**STORED RECORDS**:
● ● ● ● ●

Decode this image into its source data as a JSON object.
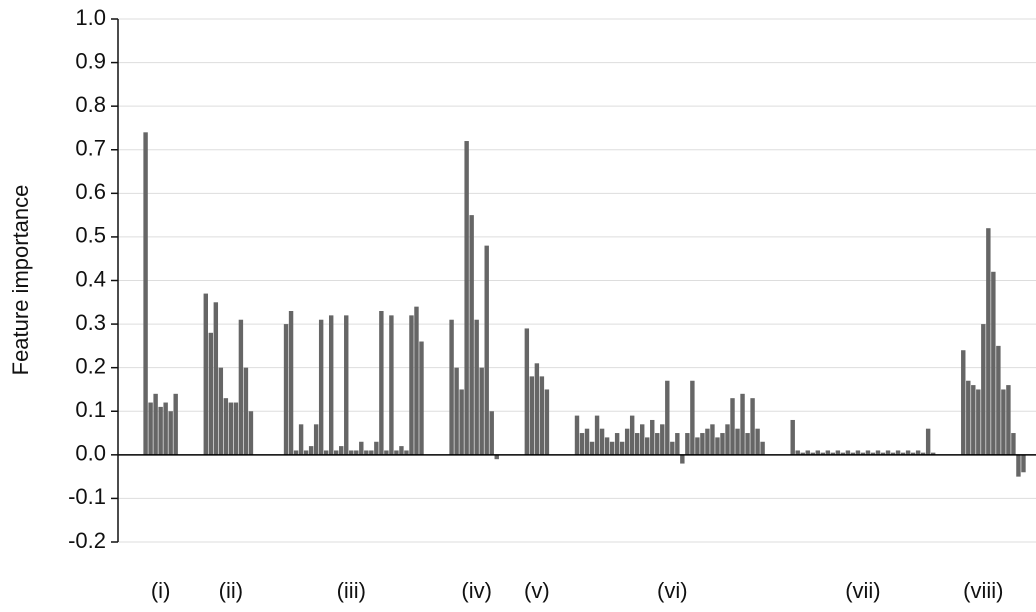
{
  "chart_data": {
    "type": "bar",
    "y_label": "Feature importance",
    "color": "#666666",
    "grid": true,
    "ylim": [
      -0.2,
      1.0
    ],
    "yticks": [
      {
        "value": 1.0,
        "label": "1.0"
      },
      {
        "value": 0.9,
        "label": "0.9"
      },
      {
        "value": 0.8,
        "label": "0.8"
      },
      {
        "value": 0.7,
        "label": "0.7"
      },
      {
        "value": 0.6,
        "label": "0.6"
      },
      {
        "value": 0.5,
        "label": "0.5"
      },
      {
        "value": 0.4,
        "label": "0.4"
      },
      {
        "value": 0.3,
        "label": "0.3"
      },
      {
        "value": 0.2,
        "label": "0.2"
      },
      {
        "value": 0.1,
        "label": "0.1"
      },
      {
        "value": 0,
        "label": "0.0"
      },
      {
        "value": -0.1,
        "label": "-0.1"
      },
      {
        "value": -0.2,
        "label": "-0.2"
      }
    ],
    "categories": [
      null,
      null,
      null,
      null,
      null,
      null,
      null,
      null,
      "(i)",
      null,
      null,
      null,
      null,
      null,
      null,
      null,
      null,
      null,
      null,
      null,
      null,
      null,
      "(ii)",
      null,
      null,
      null,
      null,
      null,
      null,
      null,
      null,
      null,
      null,
      null,
      null,
      null,
      null,
      null,
      null,
      null,
      null,
      null,
      null,
      null,
      null,
      null,
      "(iii)",
      null,
      null,
      null,
      null,
      null,
      null,
      null,
      null,
      null,
      null,
      null,
      null,
      null,
      null,
      null,
      null,
      null,
      null,
      null,
      null,
      null,
      null,
      null,
      null,
      "(iv)",
      null,
      null,
      null,
      null,
      null,
      null,
      null,
      null,
      null,
      null,
      null,
      "(v)",
      null,
      null,
      null,
      null,
      null,
      null,
      null,
      null,
      null,
      null,
      null,
      null,
      null,
      null,
      null,
      null,
      null,
      null,
      null,
      null,
      null,
      null,
      null,
      null,
      null,
      null,
      "(vi)",
      null,
      null,
      null,
      null,
      null,
      null,
      null,
      null,
      null,
      null,
      null,
      null,
      null,
      null,
      null,
      null,
      null,
      null,
      null,
      null,
      null,
      null,
      null,
      null,
      null,
      null,
      null,
      null,
      null,
      null,
      null,
      null,
      null,
      null,
      null,
      null,
      null,
      "(vii)",
      null,
      null,
      null,
      null,
      null,
      null,
      null,
      null,
      null,
      null,
      null,
      null,
      null,
      null,
      null,
      null,
      null,
      null,
      null,
      null,
      null,
      null,
      null,
      "(viii)",
      null,
      null,
      null,
      null,
      null,
      null,
      null,
      null,
      null,
      null
    ],
    "values": [
      null,
      null,
      null,
      null,
      null,
      0.74,
      0.12,
      0.14,
      0.11,
      0.12,
      0.1,
      0.14,
      null,
      null,
      null,
      null,
      null,
      0.37,
      0.28,
      0.35,
      0.2,
      0.13,
      0.12,
      0.12,
      0.31,
      0.2,
      0.1,
      null,
      null,
      null,
      null,
      null,
      null,
      0.3,
      0.33,
      0.01,
      0.07,
      0.01,
      0.02,
      0.07,
      0.31,
      0.01,
      0.32,
      0.01,
      0.02,
      0.32,
      0.01,
      0.01,
      0.03,
      0.01,
      0.01,
      0.03,
      0.33,
      0.01,
      0.32,
      0.01,
      0.02,
      0.01,
      0.32,
      0.34,
      0.26,
      null,
      null,
      null,
      null,
      null,
      0.31,
      0.2,
      0.15,
      0.72,
      0.55,
      0.31,
      0.2,
      0.48,
      0.1,
      -0.01,
      null,
      null,
      null,
      null,
      null,
      0.29,
      0.18,
      0.21,
      0.18,
      0.15,
      null,
      null,
      null,
      null,
      null,
      0.09,
      0.05,
      0.06,
      0.03,
      0.09,
      0.06,
      0.04,
      0.03,
      0.05,
      0.03,
      0.06,
      0.09,
      0.05,
      0.07,
      0.04,
      0.08,
      0.05,
      0.07,
      0.17,
      0.03,
      0.05,
      -0.02,
      0.05,
      0.17,
      0.04,
      0.05,
      0.06,
      0.07,
      0.04,
      0.05,
      0.07,
      0.13,
      0.06,
      0.14,
      0.05,
      0.13,
      0.06,
      0.03,
      null,
      null,
      null,
      null,
      null,
      0.08,
      0.01,
      0.005,
      0.01,
      0.005,
      0.01,
      0.005,
      0.01,
      0.005,
      0.01,
      0.005,
      0.01,
      0.005,
      0.01,
      0.005,
      0.01,
      0.005,
      0.01,
      0.005,
      0.01,
      0.005,
      0.01,
      0.005,
      0.01,
      0.005,
      0.01,
      0.005,
      0.06,
      0.005,
      null,
      null,
      null,
      null,
      null,
      0.24,
      0.17,
      0.16,
      0.15,
      0.3,
      0.52,
      0.42,
      0.25,
      0.15,
      0.16,
      0.05,
      -0.05,
      -0.04,
      null,
      null
    ]
  }
}
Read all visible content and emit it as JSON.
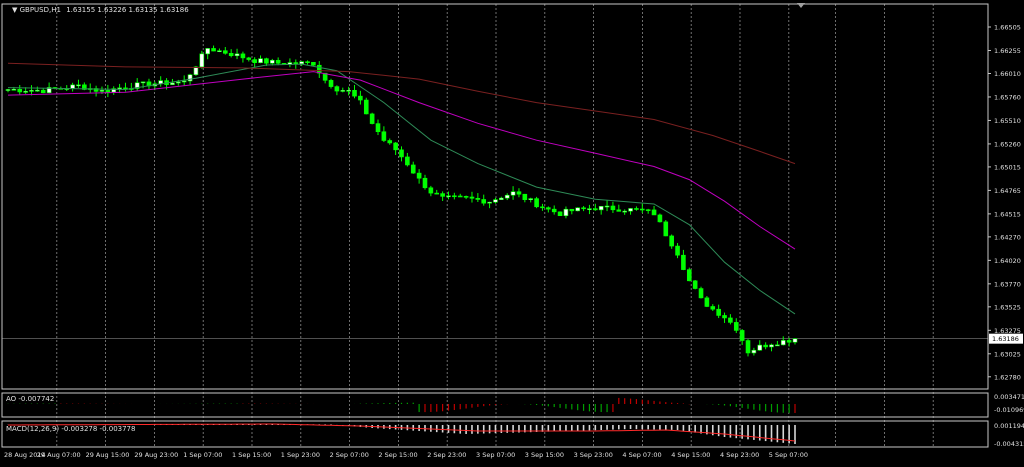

● ● ● ● ●

**THE TASK**: Your task is to set down the records shown above exactly, minus any pictures.

**SOLUTION BELOW**:
Decode this image into its source data as a JSON object.
{
  "chart_data": {
    "type": "bar",
    "y_label": "Feature importance",
    "color": "#666666",
    "grid": true,
    "ylim": [
      -0.2,
      1.0
    ],
    "yticks": [
      {
        "value": 1.0,
        "label": "1.0"
      },
      {
        "value": 0.9,
        "label": "0.9"
      },
      {
        "value": 0.8,
        "label": "0.8"
      },
      {
        "value": 0.7,
        "label": "0.7"
      },
      {
        "value": 0.6,
        "label": "0.6"
      },
      {
        "value": 0.5,
        "label": "0.5"
      },
      {
        "value": 0.4,
        "label": "0.4"
      },
      {
        "value": 0.3,
        "label": "0.3"
      },
      {
        "value": 0.2,
        "label": "0.2"
      },
      {
        "value": 0.1,
        "label": "0.1"
      },
      {
        "value": 0,
        "label": "0.0"
      },
      {
        "value": -0.1,
        "label": "-0.1"
      },
      {
        "value": -0.2,
        "label": "-0.2"
      }
    ],
    "categories": [
      null,
      null,
      null,
      null,
      null,
      null,
      null,
      null,
      "(i)",
      null,
      null,
      null,
      null,
      null,
      null,
      null,
      null,
      null,
      null,
      null,
      null,
      null,
      "(ii)",
      null,
      null,
      null,
      null,
      null,
      null,
      null,
      null,
      null,
      null,
      null,
      null,
      null,
      null,
      null,
      null,
      null,
      null,
      null,
      null,
      null,
      null,
      null,
      "(iii)",
      null,
      null,
      null,
      null,
      null,
      null,
      null,
      null,
      null,
      null,
      null,
      null,
      null,
      null,
      null,
      null,
      null,
      null,
      null,
      null,
      null,
      null,
      null,
      null,
      "(iv)",
      null,
      null,
      null,
      null,
      null,
      null,
      null,
      null,
      null,
      null,
      null,
      "(v)",
      null,
      null,
      null,
      null,
      null,
      null,
      null,
      null,
      null,
      null,
      null,
      null,
      null,
      null,
      null,
      null,
      null,
      null,
      null,
      null,
      null,
      null,
      null,
      null,
      null,
      null,
      "(vi)",
      null,
      null,
      null,
      null,
      null,
      null,
      null,
      null,
      null,
      null,
      null,
      null,
      null,
      null,
      null,
      null,
      null,
      null,
      null,
      null,
      null,
      null,
      null,
      null,
      null,
      null,
      null,
      null,
      null,
      null,
      null,
      null,
      null,
      null,
      null,
      null,
      null,
      "(vii)",
      null,
      null,
      null,
      null,
      null,
      null,
      null,
      null,
      null,
      null,
      null,
      null,
      null,
      null,
      null,
      null,
      null,
      null,
      null,
      null,
      null,
      null,
      null,
      "(viii)",
      null,
      null,
      null,
      null,
      null,
      null,
      null,
      null,
      null,
      null
    ],
    "values": [
      null,
      null,
      null,
      null,
      null,
      0.74,
      0.12,
      0.14,
      0.11,
      0.12,
      0.1,
      0.14,
      null,
      null,
      null,
      null,
      null,
      0.37,
      0.28,
      0.35,
      0.2,
      0.13,
      0.12,
      0.12,
      0.31,
      0.2,
      0.1,
      null,
      null,
      null,
      null,
      null,
      null,
      0.3,
      0.33,
      0.01,
      0.07,
      0.01,
      0.02,
      0.07,
      0.31,
      0.01,
      0.32,
      0.01,
      0.02,
      0.32,
      0.01,
      0.01,
      0.03,
      0.01,
      0.01,
      0.03,
      0.33,
      0.01,
      0.32,
      0.01,
      0.02,
      0.01,
      0.32,
      0.34,
      0.26,
      null,
      null,
      null,
      null,
      null,
      0.31,
      0.2,
      0.15,
      0.72,
      0.55,
      0.31,
      0.2,
      0.48,
      0.1,
      -0.01,
      null,
      null,
      null,
      null,
      null,
      0.29,
      0.18,
      0.21,
      0.18,
      0.15,
      null,
      null,
      null,
      null,
      null,
      0.09,
      0.05,
      0.06,
      0.03,
      0.09,
      0.06,
      0.04,
      0.03,
      0.05,
      0.03,
      0.06,
      0.09,
      0.05,
      0.07,
      0.04,
      0.08,
      0.05,
      0.07,
      0.17,
      0.03,
      0.05,
      -0.02,
      0.05,
      0.17,
      0.04,
      0.05,
      0.06,
      0.07,
      0.04,
      0.05,
      0.07,
      0.13,
      0.06,
      0.14,
      0.05,
      0.13,
      0.06,
      0.03,
      null,
      null,
      null,
      null,
      null,
      0.08,
      0.01,
      0.005,
      0.01,
      0.005,
      0.01,
      0.005,
      0.01,
      0.005,
      0.01,
      0.005,
      0.01,
      0.005,
      0.01,
      0.005,
      0.01,
      0.005,
      0.01,
      0.005,
      0.01,
      0.005,
      0.01,
      0.005,
      0.01,
      0.005,
      0.01,
      0.005,
      0.06,
      0.005,
      null,
      null,
      null,
      null,
      null,
      0.24,
      0.17,
      0.16,
      0.15,
      0.3,
      0.52,
      0.42,
      0.25,
      0.15,
      0.16,
      0.05,
      -0.05,
      -0.04,
      null,
      null
    ]
  }
}
Read all visible content and emit it as JSON.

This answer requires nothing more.